§ The request: Please write out the material that follows, exactly as it stands.

╭─ Information given

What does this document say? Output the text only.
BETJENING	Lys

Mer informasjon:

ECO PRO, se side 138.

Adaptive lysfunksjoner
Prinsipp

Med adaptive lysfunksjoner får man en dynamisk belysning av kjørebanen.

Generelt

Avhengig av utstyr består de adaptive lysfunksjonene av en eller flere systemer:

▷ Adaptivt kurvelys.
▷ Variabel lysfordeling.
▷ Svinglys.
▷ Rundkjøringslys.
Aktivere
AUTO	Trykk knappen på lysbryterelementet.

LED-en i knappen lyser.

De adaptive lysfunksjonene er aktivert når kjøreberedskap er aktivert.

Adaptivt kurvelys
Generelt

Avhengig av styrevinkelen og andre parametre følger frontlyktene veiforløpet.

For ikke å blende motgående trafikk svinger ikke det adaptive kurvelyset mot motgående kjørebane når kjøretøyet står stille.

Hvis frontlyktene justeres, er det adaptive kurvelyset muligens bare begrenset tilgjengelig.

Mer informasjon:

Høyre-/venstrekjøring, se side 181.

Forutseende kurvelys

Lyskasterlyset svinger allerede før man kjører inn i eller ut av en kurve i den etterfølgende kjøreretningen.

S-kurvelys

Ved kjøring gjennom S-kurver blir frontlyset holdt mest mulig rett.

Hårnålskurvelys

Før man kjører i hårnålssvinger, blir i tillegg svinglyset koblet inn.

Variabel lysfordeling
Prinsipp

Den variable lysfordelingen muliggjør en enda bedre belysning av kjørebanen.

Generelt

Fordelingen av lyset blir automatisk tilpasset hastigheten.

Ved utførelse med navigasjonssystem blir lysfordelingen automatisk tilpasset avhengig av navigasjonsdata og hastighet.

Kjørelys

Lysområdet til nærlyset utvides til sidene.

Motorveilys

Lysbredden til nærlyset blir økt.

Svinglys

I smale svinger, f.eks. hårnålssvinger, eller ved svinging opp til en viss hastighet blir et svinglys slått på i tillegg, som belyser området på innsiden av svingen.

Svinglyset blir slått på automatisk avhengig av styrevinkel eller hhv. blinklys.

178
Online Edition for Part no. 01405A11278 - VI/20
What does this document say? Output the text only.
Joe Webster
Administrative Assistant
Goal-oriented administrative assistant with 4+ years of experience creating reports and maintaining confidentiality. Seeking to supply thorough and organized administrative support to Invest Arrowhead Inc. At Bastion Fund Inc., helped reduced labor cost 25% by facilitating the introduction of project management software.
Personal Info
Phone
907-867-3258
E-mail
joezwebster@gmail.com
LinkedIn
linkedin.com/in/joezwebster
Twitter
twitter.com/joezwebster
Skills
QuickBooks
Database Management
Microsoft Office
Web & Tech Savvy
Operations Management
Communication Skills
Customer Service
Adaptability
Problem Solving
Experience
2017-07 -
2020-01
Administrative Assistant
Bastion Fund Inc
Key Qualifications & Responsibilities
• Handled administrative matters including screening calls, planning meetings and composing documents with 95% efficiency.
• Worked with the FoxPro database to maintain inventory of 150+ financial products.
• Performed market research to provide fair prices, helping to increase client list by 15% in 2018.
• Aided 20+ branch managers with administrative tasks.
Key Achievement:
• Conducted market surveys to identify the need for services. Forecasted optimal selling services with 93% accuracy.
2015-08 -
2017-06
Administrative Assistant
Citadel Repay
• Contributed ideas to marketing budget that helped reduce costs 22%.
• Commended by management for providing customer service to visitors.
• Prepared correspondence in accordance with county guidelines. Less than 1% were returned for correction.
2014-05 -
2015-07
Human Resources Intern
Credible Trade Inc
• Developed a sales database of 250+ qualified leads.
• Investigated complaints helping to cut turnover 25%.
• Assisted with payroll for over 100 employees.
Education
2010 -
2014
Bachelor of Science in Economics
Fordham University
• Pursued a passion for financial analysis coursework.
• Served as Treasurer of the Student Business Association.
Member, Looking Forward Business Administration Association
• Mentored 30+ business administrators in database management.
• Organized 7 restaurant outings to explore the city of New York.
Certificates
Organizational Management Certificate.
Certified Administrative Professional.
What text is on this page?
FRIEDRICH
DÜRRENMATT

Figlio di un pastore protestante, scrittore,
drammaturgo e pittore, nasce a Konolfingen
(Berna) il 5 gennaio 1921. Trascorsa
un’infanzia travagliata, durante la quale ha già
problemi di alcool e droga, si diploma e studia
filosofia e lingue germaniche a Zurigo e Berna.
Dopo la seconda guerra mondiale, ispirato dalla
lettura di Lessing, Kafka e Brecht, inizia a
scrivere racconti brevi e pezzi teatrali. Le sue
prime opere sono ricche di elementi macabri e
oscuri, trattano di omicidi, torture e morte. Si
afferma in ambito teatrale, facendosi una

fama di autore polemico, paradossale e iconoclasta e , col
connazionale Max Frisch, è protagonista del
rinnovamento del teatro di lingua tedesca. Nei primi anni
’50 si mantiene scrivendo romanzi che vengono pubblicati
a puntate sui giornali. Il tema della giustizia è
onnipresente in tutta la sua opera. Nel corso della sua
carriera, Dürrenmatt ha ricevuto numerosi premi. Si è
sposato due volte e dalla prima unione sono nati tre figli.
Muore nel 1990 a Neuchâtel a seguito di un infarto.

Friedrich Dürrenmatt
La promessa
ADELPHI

╰─

§ Complete output:
What does this document say? Output the text only.
BETJENING	Lys

Mer informasjon:

ECO PRO, se side 138.

Adaptive lysfunksjoner
Prinsipp

Med adaptive lysfunksjoner får man en dynamisk belysning av kjørebanen.

Generelt

Avhengig av utstyr består de adaptive lysfunksjonene av en eller flere systemer:

▷ Adaptivt kurvelys.
▷ Variabel lysfordeling.
▷ Svinglys.
▷ Rundkjøringslys.
Aktivere
AUTO	Trykk knappen på lysbryterelementet.

LED-en i knappen lyser.

De adaptive lysfunksjonene er aktivert når kjøreberedskap er aktivert.

Adaptivt kurvelys
Generelt

Avhengig av styrevinkelen og andre parametre følger frontlyktene veiforløpet.

For ikke å blende motgående trafikk svinger ikke det adaptive kurvelyset mot motgående kjørebane når kjøretøyet står stille.

Hvis frontlyktene justeres, er det adaptive kurvelyset muligens bare begrenset tilgjengelig.

Mer informasjon:

Høyre-/venstrekjøring, se side 181.

Forutseende kurvelys

Lyskasterlyset svinger allerede før man kjører inn i eller ut av en kurve i den etterfølgende kjøreretningen.

S-kurvelys

Ved kjøring gjennom S-kurver blir frontlyset holdt mest mulig rett.

Hårnålskurvelys

Før man kjører i hårnålssvinger, blir i tillegg svinglyset koblet inn.

Variabel lysfordeling
Prinsipp

Den variable lysfordelingen muliggjør en enda bedre belysning av kjørebanen.

Generelt

Fordelingen av lyset blir automatisk tilpasset hastigheten.

Ved utførelse med navigasjonssystem blir lysfordelingen automatisk tilpasset avhengig av navigasjonsdata og hastighet.

Kjørelys

Lysområdet til nærlyset utvides til sidene.

Motorveilys

Lysbredden til nærlyset blir økt.

Svinglys

I smale svinger, f.eks. hårnålssvinger, eller ved svinging opp til en viss hastighet blir et svinglys slått på i tillegg, som belyser området på innsiden av svingen.

Svinglyset blir slått på automatisk avhengig av styrevinkel eller hhv. blinklys.

178
Online Edition for Part no. 01405A11278 - VI/20
What does this document say? Output the text only.
Joe Webster
Administrative Assistant
Goal-oriented administrative assistant with 4+ years of experience creating reports and maintaining confidentiality. Seeking to supply thorough and organized administrative support to Invest Arrowhead Inc. At Bastion Fund Inc., helped reduced labor cost 25% by facilitating the introduction of project management software.
Personal Info
Phone
907-867-3258
E-mail
joezwebster@gmail.com
LinkedIn
linkedin.com/in/joezwebster
Twitter
twitter.com/joezwebster
Skills
QuickBooks
Database Management
Microsoft Office
Web & Tech Savvy
Operations Management
Communication Skills
Customer Service
Adaptability
Problem Solving
Experience
2017-07 -
2020-01
Administrative Assistant
Bastion Fund Inc
Key Qualifications & Responsibilities
• Handled administrative matters including screening calls, planning meetings and composing documents with 95% efficiency.
• Worked with the FoxPro database to maintain inventory of 150+ financial products.
• Performed market research to provide fair prices, helping to increase client list by 15% in 2018.
• Aided 20+ branch managers with administrative tasks.
Key Achievement:
• Conducted market surveys to identify the need for services. Forecasted optimal selling services with 93% accuracy.
2015-08 -
2017-06
Administrative Assistant
Citadel Repay
• Contributed ideas to marketing budget that helped reduce costs 22%.
• Commended by management for providing customer service to visitors.
• Prepared correspondence in accordance with county guidelines. Less than 1% were returned for correction.
2014-05 -
2015-07
Human Resources Intern
Credible Trade Inc
• Developed a sales database of 250+ qualified leads.
• Investigated complaints helping to cut turnover 25%.
• Assisted with payroll for over 100 employees.
Education
2010 -
2014
Bachelor of Science in Economics
Fordham University
• Pursued a passion for financial analysis coursework.
• Served as Treasurer of the Student Business Association.
Member, Looking Forward Business Administration Association
• Mentored 30+ business administrators in database management.
• Organized 7 restaurant outings to explore the city of New York.
Certificates
Organizational Management Certificate.
Certified Administrative Professional.
What text is on this page?
FRIEDRICH
DÜRRENMATT

Figlio di un pastore protestante, scrittore,
drammaturgo e pittore, nasce a Konolfingen
(Berna) il 5 gennaio 1921. Trascorsa
un’infanzia travagliata, durante la quale ha già
problemi di alcool e droga, si diploma e studia
filosofia e lingue germaniche a Zurigo e Berna.
Dopo la seconda guerra mondiale, ispirato dalla
lettura di Lessing, Kafka e Brecht, inizia a
scrivere racconti brevi e pezzi teatrali. Le sue
prime opere sono ricche di elementi macabri e
oscuri, trattano di omicidi, torture e morte. Si
afferma in ambito teatrale, facendosi una

fama di autore polemico, paradossale e iconoclasta e , col
connazionale Max Frisch, è protagonista del
rinnovamento del teatro di lingua tedesca. Nei primi anni
’50 si mantiene scrivendo romanzi che vengono pubblicati
a puntate sui giornali. Il tema della giustizia è
onnipresente in tutta la sua opera. Nel corso della sua
carriera, Dürrenmatt ha ricevuto numerosi premi. Si è
sposato due volte e dalla prima unione sono nati tre figli.
Muore nel 1990 a Neuchâtel a seguito di un infarto.

Friedrich Dürrenmatt
La promessa
ADELPHI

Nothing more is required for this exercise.